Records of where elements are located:

'''

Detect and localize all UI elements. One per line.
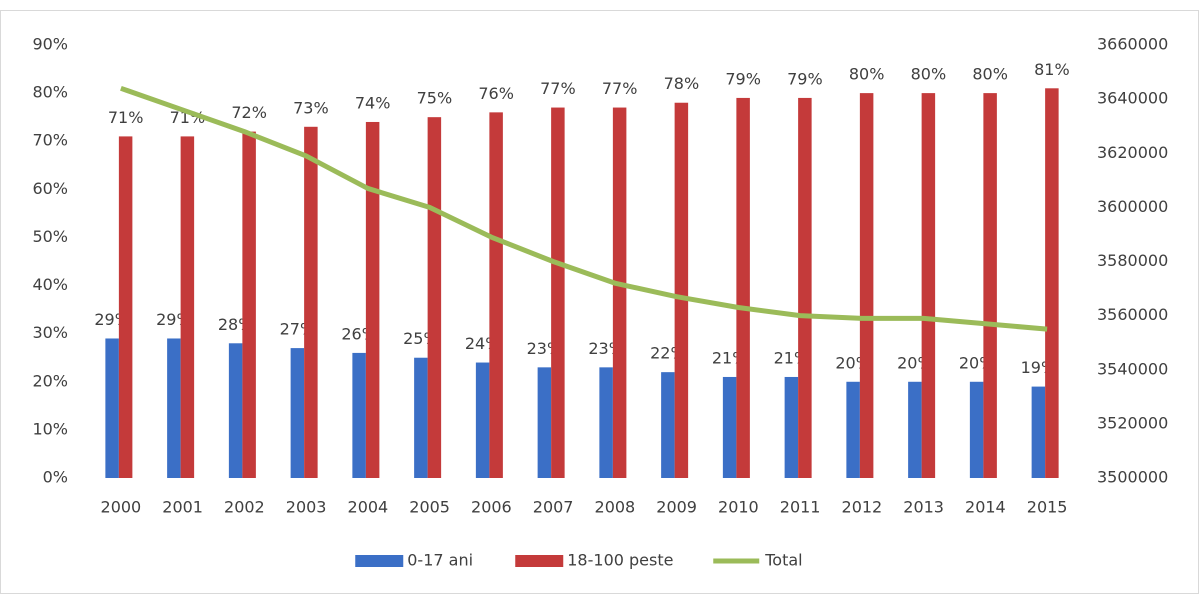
bar (798, 97, 812, 478)
bar (489, 112, 503, 478)
bar (228, 343, 243, 478)
y2-tick-label: 3560000 (1097, 305, 1168, 324)
bar (736, 97, 750, 478)
bar (969, 381, 984, 478)
bar (118, 136, 133, 478)
x-tick-label: 2002 (224, 498, 265, 517)
y-tick-label: 80% (32, 83, 68, 102)
data-label: 80% (911, 65, 947, 84)
bar (599, 367, 613, 478)
x-tick-label: 2013 (903, 498, 944, 517)
y2-tick-label: 3540000 (1097, 359, 1168, 378)
data-label: 72% (231, 103, 267, 122)
y2-tick-label: 3500000 (1097, 468, 1168, 487)
bar (365, 121, 380, 478)
data-label: 74% (355, 93, 391, 112)
data-label: 73% (293, 98, 329, 117)
bar (612, 107, 627, 479)
data-label: 76% (478, 84, 514, 103)
bar (983, 93, 997, 478)
y-tick-label: 60% (32, 179, 68, 198)
y-tick-label: 50% (32, 227, 68, 246)
data-label: 79% (787, 69, 823, 88)
chart-frame (0, 10, 1199, 594)
bar (551, 107, 565, 479)
x-tick-label: 2015 (1027, 498, 1068, 517)
x-tick-label: 2009 (656, 498, 697, 517)
x-tick-label: 2014 (965, 498, 1006, 517)
data-label: 78% (664, 74, 700, 93)
y-tick-label: 20% (32, 371, 68, 390)
bar (180, 136, 195, 478)
bar (908, 381, 922, 478)
x-tick-label: 2011 (780, 498, 821, 517)
bar (784, 376, 799, 478)
x-tick-label: 2003 (286, 498, 327, 517)
x-tick-label: 2005 (409, 498, 450, 517)
y2-tick-label: 3600000 (1097, 197, 1168, 216)
bar (242, 131, 256, 478)
bar (1031, 386, 1046, 478)
bar (167, 338, 181, 478)
bar (846, 381, 860, 478)
legend-swatch (355, 555, 404, 567)
x-tick-label: 2006 (471, 498, 512, 517)
bar (722, 376, 737, 478)
x-tick-label: 2008 (595, 498, 636, 517)
y2-tick-label: 3520000 (1097, 413, 1168, 432)
y-tick-label: 0% (43, 468, 68, 487)
data-label: 81% (1034, 60, 1070, 79)
y-tick-label: 90% (32, 35, 68, 54)
bar (921, 93, 936, 478)
bar (290, 348, 305, 478)
bar (1045, 88, 1059, 479)
legend-swatch (515, 555, 564, 567)
bar (859, 93, 874, 478)
bar (661, 372, 675, 478)
y2-tick-label: 3660000 (1097, 35, 1168, 54)
bar (427, 117, 442, 479)
data-label: 75% (417, 89, 453, 108)
data-label: 71% (108, 108, 144, 127)
line (120, 85, 1048, 332)
bar (352, 352, 366, 478)
x-tick-label: 2001 (162, 498, 203, 517)
x-tick-label: 2012 (842, 498, 883, 517)
bar (414, 357, 428, 478)
legend-label: 0-17 ani (407, 551, 473, 570)
bar (674, 102, 689, 478)
bar (105, 338, 119, 478)
bar (537, 367, 552, 478)
y-tick-label: 10% (32, 419, 68, 438)
y-tick-label: 70% (32, 131, 68, 150)
legend-label: Total (764, 551, 802, 570)
y2-tick-label: 3640000 (1097, 89, 1168, 108)
x-tick-label: 2007 (533, 498, 574, 517)
legend-label: 18-100 peste (567, 551, 673, 570)
y-tick-label: 30% (32, 323, 68, 342)
data-label: 80% (972, 65, 1008, 84)
y-tick-label: 40% (32, 275, 68, 294)
data-label: 77% (602, 79, 638, 98)
bar (304, 126, 318, 479)
y2-tick-label: 3580000 (1097, 251, 1168, 270)
y2-tick-label: 3620000 (1097, 143, 1168, 162)
x-tick-label: 2004 (348, 498, 389, 517)
x-tick-label: 2010 (718, 498, 759, 517)
data-label: 80% (849, 65, 885, 84)
data-label: 77% (540, 79, 576, 98)
data-label: 79% (725, 69, 761, 88)
x-tick-label: 2000 (101, 498, 142, 517)
bar (475, 362, 490, 478)
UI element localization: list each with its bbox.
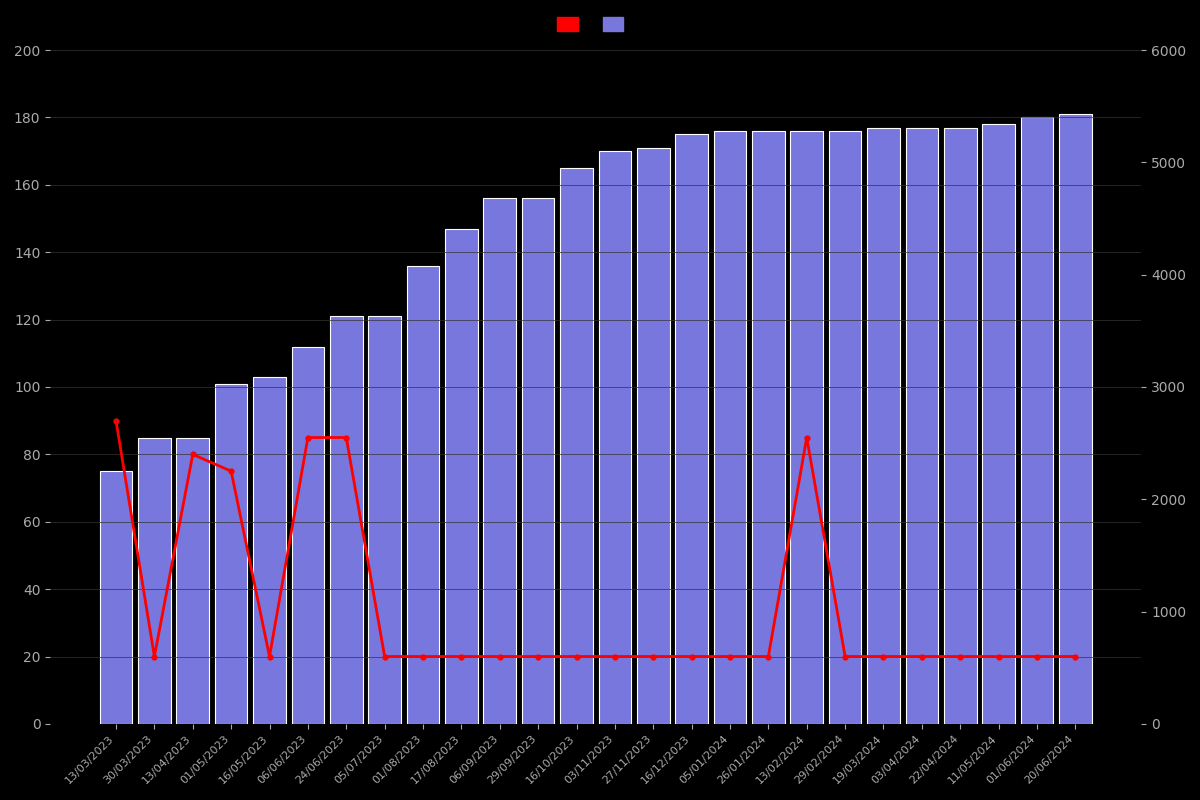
Bar xyxy=(560,168,593,724)
Bar xyxy=(944,127,977,724)
Bar xyxy=(637,148,670,724)
Bar xyxy=(906,127,938,724)
Bar xyxy=(829,131,862,724)
Bar xyxy=(676,134,708,724)
Bar xyxy=(484,198,516,724)
Bar xyxy=(714,131,746,724)
Bar xyxy=(253,377,286,724)
Bar xyxy=(1060,114,1092,724)
Bar xyxy=(100,471,132,724)
Bar xyxy=(368,316,401,724)
Bar xyxy=(445,229,478,724)
Bar xyxy=(791,131,823,724)
Bar xyxy=(522,198,554,724)
Bar xyxy=(983,124,1015,724)
Bar xyxy=(599,151,631,724)
Bar xyxy=(407,266,439,724)
Bar xyxy=(330,316,362,724)
Bar xyxy=(292,346,324,724)
Bar xyxy=(176,438,209,724)
Bar xyxy=(752,131,785,724)
Bar xyxy=(215,384,247,724)
Bar xyxy=(138,438,170,724)
Legend: , : , xyxy=(550,10,642,38)
Bar xyxy=(1021,118,1054,724)
Bar xyxy=(868,127,900,724)
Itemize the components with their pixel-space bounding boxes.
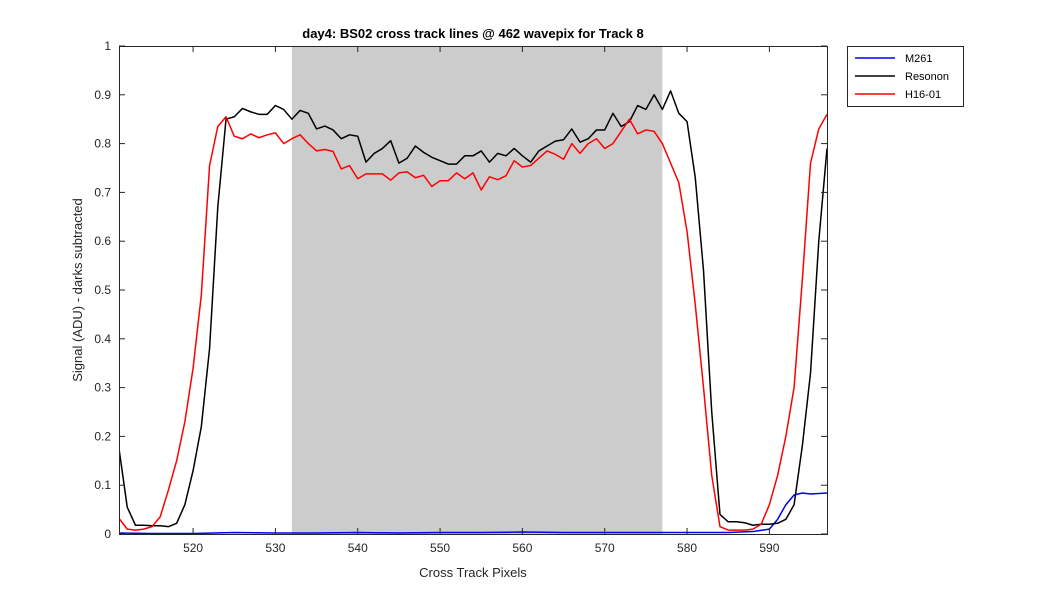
y-tick-label: 0.6 [94,234,111,248]
legend-entry-label: H16-01 [905,89,941,101]
legend-entry-label: Resonon [905,71,949,83]
x-tick-label: 530 [265,541,285,555]
y-tick-label: 0.5 [94,283,111,297]
series-line-m261 [119,492,827,534]
x-axis-label: Cross Track Pixels [419,565,527,580]
series-layer [119,90,827,534]
x-tick-label: 570 [595,541,615,555]
x-axis-ticks: 520 530 540 550 560 570 580 590 [183,46,780,555]
y-tick-label: 0.1 [94,478,111,492]
series-line-h16-01 [119,113,827,531]
legend: M261 Resonon H16-01 [847,46,964,107]
y-tick-label: 0 [104,527,111,541]
y-tick-label: 0.3 [94,381,111,395]
x-tick-label: 520 [183,541,203,555]
y-tick-label: 1 [104,39,111,53]
series-line-resonon [119,90,827,528]
y-tick-label: 0.9 [94,88,111,102]
x-tick-label: 590 [759,541,779,555]
chart-title: day4: BS02 cross track lines @ 462 wavep… [302,26,643,41]
y-tick-label: 0.7 [94,185,111,199]
y-tick-label: 0.8 [94,137,111,151]
y-axis-label: Signal (ADU) - darks subtracted [70,198,85,382]
y-axis-ticks: 0 0.1 0.2 0.3 0.4 0.5 0.6 0.7 0.8 0.9 1 [94,39,827,541]
y-tick-label: 0.2 [94,429,111,443]
x-tick-label: 540 [348,541,368,555]
y-tick-label: 0.4 [94,332,111,346]
x-tick-label: 550 [430,541,450,555]
x-tick-label: 560 [512,541,532,555]
x-tick-label: 580 [677,541,697,555]
shaded-region [291,46,663,534]
legend-entry-label: M261 [905,53,933,65]
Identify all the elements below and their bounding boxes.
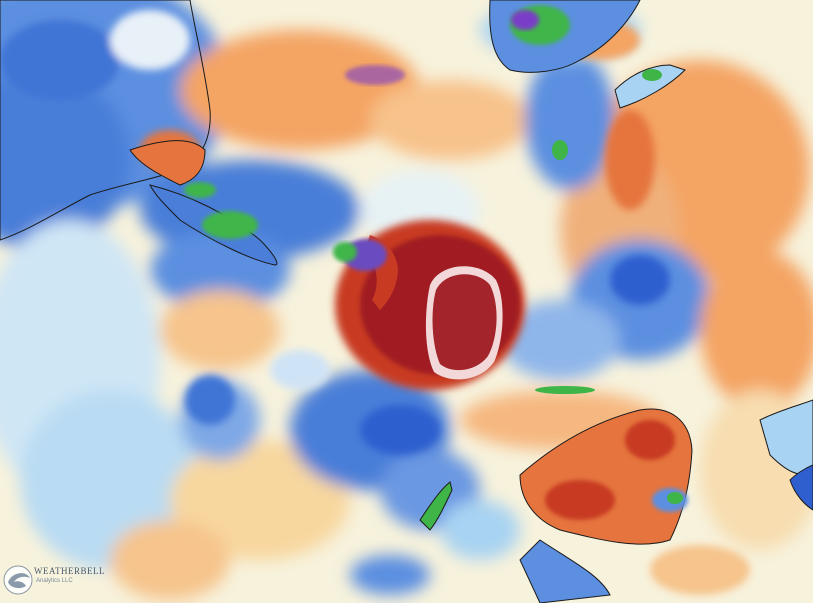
field-blob xyxy=(650,545,750,595)
field-blob xyxy=(180,30,420,150)
field-blob xyxy=(360,405,440,455)
field-blob xyxy=(525,50,615,190)
field-blob xyxy=(500,300,620,380)
land-mass xyxy=(419,481,453,531)
field-blob xyxy=(202,211,258,239)
field-blob xyxy=(185,375,235,425)
land-mass xyxy=(614,64,686,109)
field-blob xyxy=(700,250,813,410)
antarctica-anomaly xyxy=(333,220,525,390)
field-blob xyxy=(511,10,539,30)
weatherbell-logo xyxy=(3,565,33,595)
logo-swirl-icon-path xyxy=(8,573,30,589)
field-blob xyxy=(110,10,190,70)
field-blob xyxy=(642,69,662,81)
field-blob xyxy=(0,20,120,100)
misc-patches xyxy=(345,65,813,531)
land-mass xyxy=(129,140,206,186)
field-blob xyxy=(552,140,568,160)
africa-region xyxy=(489,0,686,109)
field-blob xyxy=(333,242,357,262)
field-blob xyxy=(440,500,520,560)
field-blob xyxy=(545,480,615,520)
south-america-region xyxy=(0,0,278,266)
logo-swirl-icon xyxy=(3,565,33,595)
australia-region xyxy=(519,408,693,603)
field-blob xyxy=(0,70,130,250)
field-blob xyxy=(160,290,280,370)
field-blob xyxy=(535,386,595,394)
antarctica-core-inner xyxy=(432,274,497,371)
logo-brand: WEATHERBELL xyxy=(34,566,105,576)
anomaly-detail xyxy=(0,10,750,595)
field-blob xyxy=(170,440,350,560)
field-blob xyxy=(270,350,330,390)
field-blob xyxy=(605,110,655,210)
land-mass xyxy=(789,464,813,511)
field-blob xyxy=(184,182,216,198)
field-blob xyxy=(110,520,230,600)
field-blob xyxy=(625,420,675,460)
field-blob xyxy=(350,555,430,595)
field-blob xyxy=(345,65,405,85)
field-blob xyxy=(667,492,683,504)
logo-tagline: Analytics LLC xyxy=(36,578,73,584)
field-blob xyxy=(370,80,530,160)
field-blob xyxy=(610,255,670,305)
land-mass xyxy=(759,399,813,475)
land-mass xyxy=(519,539,611,603)
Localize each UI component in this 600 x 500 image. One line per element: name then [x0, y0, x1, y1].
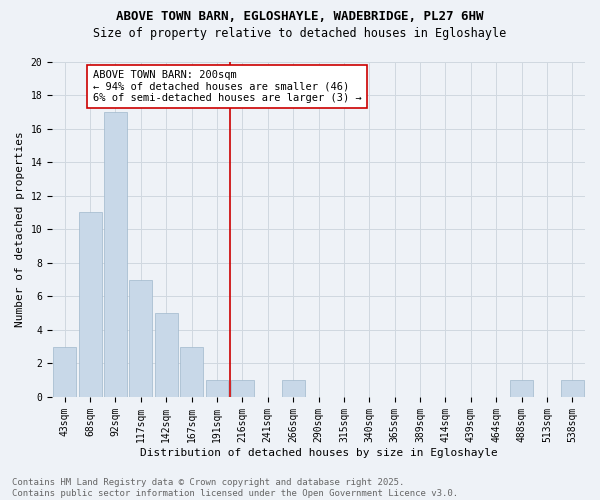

'''

In the material, take the lines starting with the line that contains "y-tick-label: 0.6 [94,234,111,248]" and going on through the line that contains "x-tick-label: 540 [348,541,368,555]", and write them out again with "legend-entry-label" changed to "legend-item-label" and everything else left unchanged.

■ EXERCISE OUTPUT:
y-tick-label: 0.6 [94,234,111,248]
legend-item-label: H16-01 [905,89,941,101]
legend-item-label: Resonon [905,71,949,83]
x-tick-label: 530 [265,541,285,555]
y-tick-label: 0.5 [94,283,111,297]
series-line-m261 [119,492,827,534]
x-axis-label: Cross Track Pixels [419,565,527,580]
series-layer [119,90,827,534]
x-tick-label: 570 [595,541,615,555]
x-axis-ticks: 520 530 540 550 560 570 580 590 [183,46,780,555]
y-tick-label: 0.1 [94,478,111,492]
series-line-h16-01 [119,113,827,531]
legend: M261 Resonon H16-01 [847,46,964,107]
y-tick-label: 0 [104,527,111,541]
y-tick-label: 0.3 [94,381,111,395]
x-tick-label: 520 [183,541,203,555]
y-tick-label: 1 [104,39,111,53]
series-line-resonon [119,90,827,528]
y-tick-label: 0.9 [94,88,111,102]
x-tick-label: 590 [759,541,779,555]
chart-title: day4: BS02 cross track lines @ 462 wavep… [302,26,643,41]
y-tick-label: 0.7 [94,185,111,199]
y-tick-label: 0.8 [94,137,111,151]
y-axis-label: Signal (ADU) - darks subtracted [70,198,85,382]
y-axis-ticks: 0 0.1 0.2 0.3 0.4 0.5 0.6 0.7 0.8 0.9 1 [94,39,827,541]
y-tick-label: 0.2 [94,429,111,443]
x-tick-label: 540 [348,541,368,555]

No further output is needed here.